Data listing:
* START *
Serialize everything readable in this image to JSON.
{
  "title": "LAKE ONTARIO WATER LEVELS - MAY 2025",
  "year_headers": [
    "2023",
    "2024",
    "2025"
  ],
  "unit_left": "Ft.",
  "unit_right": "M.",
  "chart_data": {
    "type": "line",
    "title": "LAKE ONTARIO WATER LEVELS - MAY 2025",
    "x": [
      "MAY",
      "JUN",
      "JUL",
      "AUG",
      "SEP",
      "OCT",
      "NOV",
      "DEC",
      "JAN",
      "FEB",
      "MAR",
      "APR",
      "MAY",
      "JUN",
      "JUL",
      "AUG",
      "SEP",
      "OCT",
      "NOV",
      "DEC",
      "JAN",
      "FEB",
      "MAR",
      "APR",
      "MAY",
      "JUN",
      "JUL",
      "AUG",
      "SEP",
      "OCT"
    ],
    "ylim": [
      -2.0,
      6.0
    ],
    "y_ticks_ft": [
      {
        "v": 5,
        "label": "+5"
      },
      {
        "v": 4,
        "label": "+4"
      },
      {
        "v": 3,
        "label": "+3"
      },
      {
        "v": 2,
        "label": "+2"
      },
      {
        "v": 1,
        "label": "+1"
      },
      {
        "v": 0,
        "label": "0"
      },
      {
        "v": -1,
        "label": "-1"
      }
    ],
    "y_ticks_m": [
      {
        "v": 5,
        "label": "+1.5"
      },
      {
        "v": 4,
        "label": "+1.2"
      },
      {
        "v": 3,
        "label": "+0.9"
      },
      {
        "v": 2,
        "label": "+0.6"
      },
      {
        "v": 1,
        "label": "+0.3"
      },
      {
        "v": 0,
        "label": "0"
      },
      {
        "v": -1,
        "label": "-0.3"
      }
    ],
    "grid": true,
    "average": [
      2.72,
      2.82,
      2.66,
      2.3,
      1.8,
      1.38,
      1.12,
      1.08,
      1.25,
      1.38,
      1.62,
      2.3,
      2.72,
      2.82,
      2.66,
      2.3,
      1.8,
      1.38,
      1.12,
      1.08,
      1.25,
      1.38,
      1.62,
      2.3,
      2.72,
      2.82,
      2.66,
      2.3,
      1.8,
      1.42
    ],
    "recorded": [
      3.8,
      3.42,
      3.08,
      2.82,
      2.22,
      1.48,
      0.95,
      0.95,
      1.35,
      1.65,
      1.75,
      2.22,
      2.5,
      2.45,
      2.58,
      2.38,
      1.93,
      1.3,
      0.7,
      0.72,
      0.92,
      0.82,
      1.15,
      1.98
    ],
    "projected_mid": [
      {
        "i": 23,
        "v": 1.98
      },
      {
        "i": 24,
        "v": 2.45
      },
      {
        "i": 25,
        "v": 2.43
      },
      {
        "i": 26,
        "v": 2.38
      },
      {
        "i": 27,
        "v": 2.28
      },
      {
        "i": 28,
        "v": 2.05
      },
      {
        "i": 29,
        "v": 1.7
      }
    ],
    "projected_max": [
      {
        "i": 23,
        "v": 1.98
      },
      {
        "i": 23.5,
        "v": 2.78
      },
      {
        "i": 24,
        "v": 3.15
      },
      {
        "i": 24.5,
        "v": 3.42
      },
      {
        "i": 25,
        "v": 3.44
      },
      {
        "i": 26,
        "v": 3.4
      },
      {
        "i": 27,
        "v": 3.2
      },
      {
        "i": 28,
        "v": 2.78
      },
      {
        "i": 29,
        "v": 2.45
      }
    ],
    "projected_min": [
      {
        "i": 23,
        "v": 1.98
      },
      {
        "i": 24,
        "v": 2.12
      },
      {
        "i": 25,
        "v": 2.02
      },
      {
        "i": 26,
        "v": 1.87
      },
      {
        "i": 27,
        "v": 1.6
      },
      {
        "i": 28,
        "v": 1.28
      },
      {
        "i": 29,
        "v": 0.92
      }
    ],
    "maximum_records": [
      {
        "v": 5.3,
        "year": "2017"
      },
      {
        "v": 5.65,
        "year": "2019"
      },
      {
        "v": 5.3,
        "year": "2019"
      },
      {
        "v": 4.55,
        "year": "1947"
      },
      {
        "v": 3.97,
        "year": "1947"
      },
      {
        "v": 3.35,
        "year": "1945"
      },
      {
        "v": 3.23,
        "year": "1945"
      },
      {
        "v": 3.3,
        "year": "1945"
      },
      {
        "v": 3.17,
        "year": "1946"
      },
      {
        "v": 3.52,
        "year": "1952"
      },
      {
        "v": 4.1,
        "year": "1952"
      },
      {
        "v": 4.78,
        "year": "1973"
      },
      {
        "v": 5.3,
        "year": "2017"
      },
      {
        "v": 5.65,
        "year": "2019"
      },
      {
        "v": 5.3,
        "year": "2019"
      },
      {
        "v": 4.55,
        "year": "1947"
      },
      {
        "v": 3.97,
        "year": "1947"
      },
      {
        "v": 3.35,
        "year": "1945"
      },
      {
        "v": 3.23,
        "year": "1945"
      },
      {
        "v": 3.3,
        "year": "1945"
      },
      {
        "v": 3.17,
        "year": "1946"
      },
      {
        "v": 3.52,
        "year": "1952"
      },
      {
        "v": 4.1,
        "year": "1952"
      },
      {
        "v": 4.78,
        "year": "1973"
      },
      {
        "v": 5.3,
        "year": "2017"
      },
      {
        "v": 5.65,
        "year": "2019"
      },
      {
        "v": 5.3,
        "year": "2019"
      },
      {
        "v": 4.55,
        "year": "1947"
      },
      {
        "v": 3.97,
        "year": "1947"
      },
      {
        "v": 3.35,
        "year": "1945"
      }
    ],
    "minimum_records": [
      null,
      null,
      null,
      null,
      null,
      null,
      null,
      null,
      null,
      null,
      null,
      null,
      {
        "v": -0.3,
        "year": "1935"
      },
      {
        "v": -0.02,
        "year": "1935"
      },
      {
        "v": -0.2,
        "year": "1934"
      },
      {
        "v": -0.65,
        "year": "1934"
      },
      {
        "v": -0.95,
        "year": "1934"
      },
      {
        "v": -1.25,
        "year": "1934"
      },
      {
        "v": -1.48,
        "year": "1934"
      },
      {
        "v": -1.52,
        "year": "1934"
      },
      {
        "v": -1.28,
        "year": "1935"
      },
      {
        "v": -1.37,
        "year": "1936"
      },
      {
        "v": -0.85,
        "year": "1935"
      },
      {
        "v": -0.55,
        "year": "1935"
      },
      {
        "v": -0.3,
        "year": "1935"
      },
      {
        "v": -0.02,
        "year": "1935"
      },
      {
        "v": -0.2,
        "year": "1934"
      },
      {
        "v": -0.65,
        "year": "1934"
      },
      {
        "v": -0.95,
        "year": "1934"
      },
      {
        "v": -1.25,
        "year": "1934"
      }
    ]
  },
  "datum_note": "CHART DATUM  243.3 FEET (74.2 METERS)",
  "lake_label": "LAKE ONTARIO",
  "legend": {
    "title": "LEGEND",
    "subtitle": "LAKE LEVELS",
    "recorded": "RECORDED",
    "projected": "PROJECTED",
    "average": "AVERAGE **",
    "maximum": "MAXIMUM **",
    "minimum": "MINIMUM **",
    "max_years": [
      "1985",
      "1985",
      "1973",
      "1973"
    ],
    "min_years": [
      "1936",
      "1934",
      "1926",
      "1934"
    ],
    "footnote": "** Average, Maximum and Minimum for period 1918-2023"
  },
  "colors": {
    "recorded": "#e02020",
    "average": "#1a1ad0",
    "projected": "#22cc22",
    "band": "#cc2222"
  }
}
* END *
→ **Instructions to follow**:
Write the listing out again, exactly as shown above.

→ **Task response**:
Serialize everything readable in this image to JSON.
{
  "title": "LAKE ONTARIO WATER LEVELS - MAY 2025",
  "year_headers": [
    "2023",
    "2024",
    "2025"
  ],
  "unit_left": "Ft.",
  "unit_right": "M.",
  "chart_data": {
    "type": "line",
    "title": "LAKE ONTARIO WATER LEVELS - MAY 2025",
    "x": [
      "MAY",
      "JUN",
      "JUL",
      "AUG",
      "SEP",
      "OCT",
      "NOV",
      "DEC",
      "JAN",
      "FEB",
      "MAR",
      "APR",
      "MAY",
      "JUN",
      "JUL",
      "AUG",
      "SEP",
      "OCT",
      "NOV",
      "DEC",
      "JAN",
      "FEB",
      "MAR",
      "APR",
      "MAY",
      "JUN",
      "JUL",
      "AUG",
      "SEP",
      "OCT"
    ],
    "ylim": [
      -2.0,
      6.0
    ],
    "y_ticks_ft": [
      {
        "v": 5,
        "label": "+5"
      },
      {
        "v": 4,
        "label": "+4"
      },
      {
        "v": 3,
        "label": "+3"
      },
      {
        "v": 2,
        "label": "+2"
      },
      {
        "v": 1,
        "label": "+1"
      },
      {
        "v": 0,
        "label": "0"
      },
      {
        "v": -1,
        "label": "-1"
      }
    ],
    "y_ticks_m": [
      {
        "v": 5,
        "label": "+1.5"
      },
      {
        "v": 4,
        "label": "+1.2"
      },
      {
        "v": 3,
        "label": "+0.9"
      },
      {
        "v": 2,
        "label": "+0.6"
      },
      {
        "v": 1,
        "label": "+0.3"
      },
      {
        "v": 0,
        "label": "0"
      },
      {
        "v": -1,
        "label": "-0.3"
      }
    ],
    "grid": true,
    "average": [
      2.72,
      2.82,
      2.66,
      2.3,
      1.8,
      1.38,
      1.12,
      1.08,
      1.25,
      1.38,
      1.62,
      2.3,
      2.72,
      2.82,
      2.66,
      2.3,
      1.8,
      1.38,
      1.12,
      1.08,
      1.25,
      1.38,
      1.62,
      2.3,
      2.72,
      2.82,
      2.66,
      2.3,
      1.8,
      1.42
    ],
    "recorded": [
      3.8,
      3.42,
      3.08,
      2.82,
      2.22,
      1.48,
      0.95,
      0.95,
      1.35,
      1.65,
      1.75,
      2.22,
      2.5,
      2.45,
      2.58,
      2.38,
      1.93,
      1.3,
      0.7,
      0.72,
      0.92,
      0.82,
      1.15,
      1.98
    ],
    "projected_mid": [
      {
        "i": 23,
        "v": 1.98
      },
      {
        "i": 24,
        "v": 2.45
      },
      {
        "i": 25,
        "v": 2.43
      },
      {
        "i": 26,
        "v": 2.38
      },
      {
        "i": 27,
        "v": 2.28
      },
      {
        "i": 28,
        "v": 2.05
      },
      {
        "i": 29,
        "v": 1.7
      }
    ],
    "projected_max": [
      {
        "i": 23,
        "v": 1.98
      },
      {
        "i": 23.5,
        "v": 2.78
      },
      {
        "i": 24,
        "v": 3.15
      },
      {
        "i": 24.5,
        "v": 3.42
      },
      {
        "i": 25,
        "v": 3.44
      },
      {
        "i": 26,
        "v": 3.4
      },
      {
        "i": 27,
        "v": 3.2
      },
      {
        "i": 28,
        "v": 2.78
      },
      {
        "i": 29,
        "v": 2.45
      }
    ],
    "projected_min": [
      {
        "i": 23,
        "v": 1.98
      },
      {
        "i": 24,
        "v": 2.12
      },
      {
        "i": 25,
        "v": 2.02
      },
      {
        "i": 26,
        "v": 1.87
      },
      {
        "i": 27,
        "v": 1.6
      },
      {
        "i": 28,
        "v": 1.28
      },
      {
        "i": 29,
        "v": 0.92
      }
    ],
    "maximum_records": [
      {
        "v": 5.3,
        "year": "2017"
      },
      {
        "v": 5.65,
        "year": "2019"
      },
      {
        "v": 5.3,
        "year": "2019"
      },
      {
        "v": 4.55,
        "year": "1947"
      },
      {
        "v": 3.97,
        "year": "1947"
      },
      {
        "v": 3.35,
        "year": "1945"
      },
      {
        "v": 3.23,
        "year": "1945"
      },
      {
        "v": 3.3,
        "year": "1945"
      },
      {
        "v": 3.17,
        "year": "1946"
      },
      {
        "v": 3.52,
        "year": "1952"
      },
      {
        "v": 4.1,
        "year": "1952"
      },
      {
        "v": 4.78,
        "year": "1973"
      },
      {
        "v": 5.3,
        "year": "2017"
      },
      {
        "v": 5.65,
        "year": "2019"
      },
      {
        "v": 5.3,
        "year": "2019"
      },
      {
        "v": 4.55,
        "year": "1947"
      },
      {
        "v": 3.97,
        "year": "1947"
      },
      {
        "v": 3.35,
        "year": "1945"
      },
      {
        "v": 3.23,
        "year": "1945"
      },
      {
        "v": 3.3,
        "year": "1945"
      },
      {
        "v": 3.17,
        "year": "1946"
      },
      {
        "v": 3.52,
        "year": "1952"
      },
      {
        "v": 4.1,
        "year": "1952"
      },
      {
        "v": 4.78,
        "year": "1973"
      },
      {
        "v": 5.3,
        "year": "2017"
      },
      {
        "v": 5.65,
        "year": "2019"
      },
      {
        "v": 5.3,
        "year": "2019"
      },
      {
        "v": 4.55,
        "year": "1947"
      },
      {
        "v": 3.97,
        "year": "1947"
      },
      {
        "v": 3.35,
        "year": "1945"
      }
    ],
    "minimum_records": [
      null,
      null,
      null,
      null,
      null,
      null,
      null,
      null,
      null,
      null,
      null,
      null,
      {
        "v": -0.3,
        "year": "1935"
      },
      {
        "v": -0.02,
        "year": "1935"
      },
      {
        "v": -0.2,
        "year": "1934"
      },
      {
        "v": -0.65,
        "year": "1934"
      },
      {
        "v": -0.95,
        "year": "1934"
      },
      {
        "v": -1.25,
        "year": "1934"
      },
      {
        "v": -1.48,
        "year": "1934"
      },
      {
        "v": -1.52,
        "year": "1934"
      },
      {
        "v": -1.28,
        "year": "1935"
      },
      {
        "v": -1.37,
        "year": "1936"
      },
      {
        "v": -0.85,
        "year": "1935"
      },
      {
        "v": -0.55,
        "year": "1935"
      },
      {
        "v": -0.3,
        "year": "1935"
      },
      {
        "v": -0.02,
        "year": "1935"
      },
      {
        "v": -0.2,
        "year": "1934"
      },
      {
        "v": -0.65,
        "year": "1934"
      },
      {
        "v": -0.95,
        "year": "1934"
      },
      {
        "v": -1.25,
        "year": "1934"
      }
    ]
  },
  "datum_note": "CHART DATUM  243.3 FEET (74.2 METERS)",
  "lake_label": "LAKE ONTARIO",
  "legend": {
    "title": "LEGEND",
    "subtitle": "LAKE LEVELS",
    "recorded": "RECORDED",
    "projected": "PROJECTED",
    "average": "AVERAGE **",
    "maximum": "MAXIMUM **",
    "minimum": "MINIMUM **",
    "max_years": [
      "1985",
      "1985",
      "1973",
      "1973"
    ],
    "min_years": [
      "1936",
      "1934",
      "1926",
      "1934"
    ],
    "footnote": "** Average, Maximum and Minimum for period 1918-2023"
  },
  "colors": {
    "recorded": "#e02020",
    "average": "#1a1ad0",
    "projected": "#22cc22",
    "band": "#cc2222"
  }
}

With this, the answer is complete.